## To be done
From the material below, list every line containing "JSON".

## Data supplied

○ ○ ○

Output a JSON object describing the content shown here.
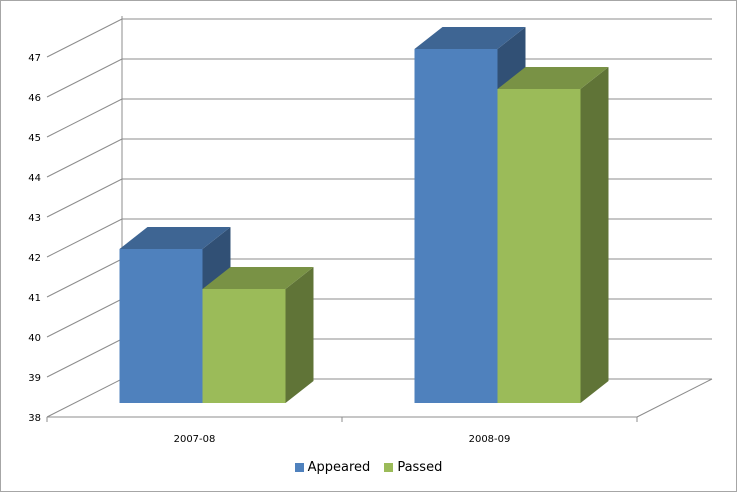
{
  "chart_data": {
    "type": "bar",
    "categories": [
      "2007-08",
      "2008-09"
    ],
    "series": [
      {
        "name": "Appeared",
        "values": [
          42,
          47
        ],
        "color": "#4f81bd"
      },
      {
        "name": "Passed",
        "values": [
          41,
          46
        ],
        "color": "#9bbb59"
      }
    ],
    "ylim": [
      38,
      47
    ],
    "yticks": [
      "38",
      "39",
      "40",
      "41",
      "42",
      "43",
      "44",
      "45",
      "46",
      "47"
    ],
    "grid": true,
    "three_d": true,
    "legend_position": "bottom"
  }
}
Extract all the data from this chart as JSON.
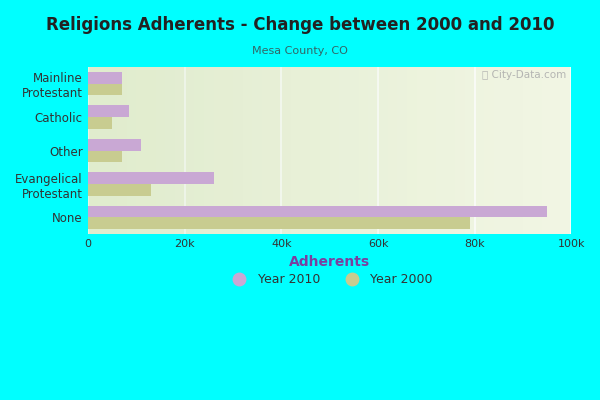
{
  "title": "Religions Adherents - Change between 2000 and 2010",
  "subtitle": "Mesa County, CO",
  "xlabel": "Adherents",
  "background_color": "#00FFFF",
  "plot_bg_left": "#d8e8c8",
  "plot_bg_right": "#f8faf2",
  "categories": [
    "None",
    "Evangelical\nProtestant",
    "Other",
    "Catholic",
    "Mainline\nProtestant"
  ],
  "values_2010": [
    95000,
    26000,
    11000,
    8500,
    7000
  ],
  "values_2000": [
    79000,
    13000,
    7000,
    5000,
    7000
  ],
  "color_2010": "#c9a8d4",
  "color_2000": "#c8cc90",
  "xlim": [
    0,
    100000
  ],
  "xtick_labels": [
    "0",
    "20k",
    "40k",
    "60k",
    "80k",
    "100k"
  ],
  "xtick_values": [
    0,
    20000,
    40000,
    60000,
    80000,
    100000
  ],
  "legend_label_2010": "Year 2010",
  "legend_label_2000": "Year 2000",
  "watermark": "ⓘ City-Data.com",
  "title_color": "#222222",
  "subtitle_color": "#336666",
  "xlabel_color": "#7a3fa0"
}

○ ○ ○

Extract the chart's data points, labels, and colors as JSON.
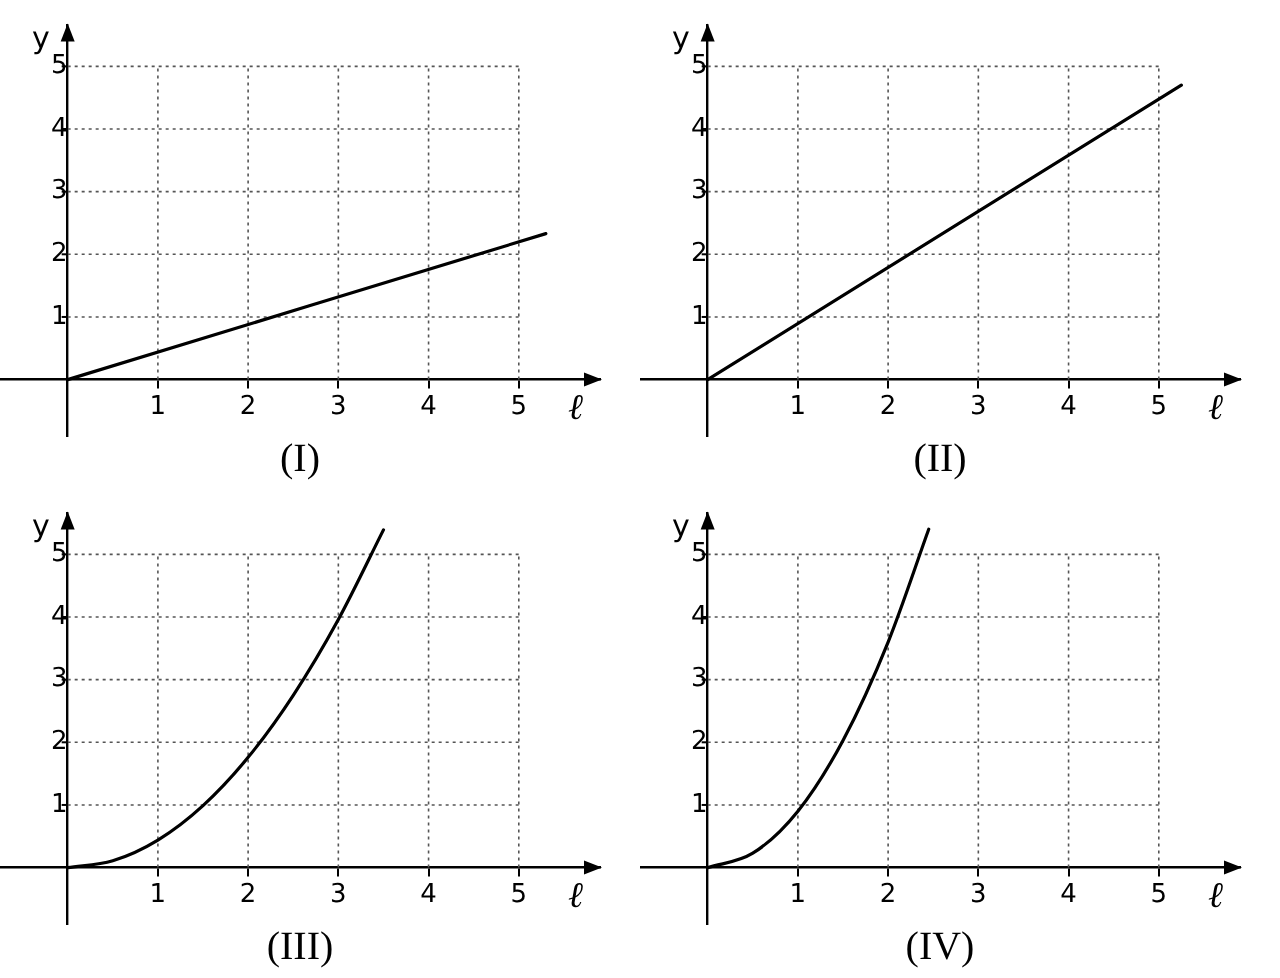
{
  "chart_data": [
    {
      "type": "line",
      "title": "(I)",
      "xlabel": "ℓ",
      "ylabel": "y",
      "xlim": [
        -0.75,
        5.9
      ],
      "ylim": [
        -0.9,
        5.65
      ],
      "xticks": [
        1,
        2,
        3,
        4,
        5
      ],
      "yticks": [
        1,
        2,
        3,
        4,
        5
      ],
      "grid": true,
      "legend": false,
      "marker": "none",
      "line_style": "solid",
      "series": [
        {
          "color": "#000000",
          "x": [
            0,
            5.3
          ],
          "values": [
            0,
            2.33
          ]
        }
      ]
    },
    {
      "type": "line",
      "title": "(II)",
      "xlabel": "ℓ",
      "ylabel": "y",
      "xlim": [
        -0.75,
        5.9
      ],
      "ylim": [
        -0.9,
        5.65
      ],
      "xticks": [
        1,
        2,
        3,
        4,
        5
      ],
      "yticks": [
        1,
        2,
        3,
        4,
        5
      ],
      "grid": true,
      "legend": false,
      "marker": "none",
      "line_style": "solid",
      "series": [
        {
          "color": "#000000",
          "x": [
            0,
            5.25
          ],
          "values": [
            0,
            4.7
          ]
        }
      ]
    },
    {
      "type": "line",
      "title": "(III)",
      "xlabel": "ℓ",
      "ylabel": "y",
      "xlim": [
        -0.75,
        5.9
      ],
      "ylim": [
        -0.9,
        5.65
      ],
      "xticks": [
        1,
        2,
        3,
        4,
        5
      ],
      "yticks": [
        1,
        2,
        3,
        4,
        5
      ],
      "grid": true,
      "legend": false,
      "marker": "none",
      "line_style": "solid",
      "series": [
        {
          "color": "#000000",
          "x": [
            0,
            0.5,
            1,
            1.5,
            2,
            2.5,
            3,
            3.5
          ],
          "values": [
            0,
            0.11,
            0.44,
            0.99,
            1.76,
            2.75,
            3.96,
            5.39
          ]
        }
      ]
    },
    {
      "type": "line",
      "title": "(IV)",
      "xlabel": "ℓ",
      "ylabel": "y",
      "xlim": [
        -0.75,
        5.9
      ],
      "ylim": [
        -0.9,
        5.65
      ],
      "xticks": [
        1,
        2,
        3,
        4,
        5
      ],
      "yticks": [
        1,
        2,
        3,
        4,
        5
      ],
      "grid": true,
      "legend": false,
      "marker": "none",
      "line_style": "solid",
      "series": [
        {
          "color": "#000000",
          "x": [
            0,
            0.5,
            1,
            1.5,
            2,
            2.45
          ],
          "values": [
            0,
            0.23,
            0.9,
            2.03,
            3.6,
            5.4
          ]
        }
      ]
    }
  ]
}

○ ○ ○

## Expected answer
Output a JSON object describing the content shown here.
Extract all the data from this chart as JSON.
Extract the chart's data points, labels, and colors as JSON.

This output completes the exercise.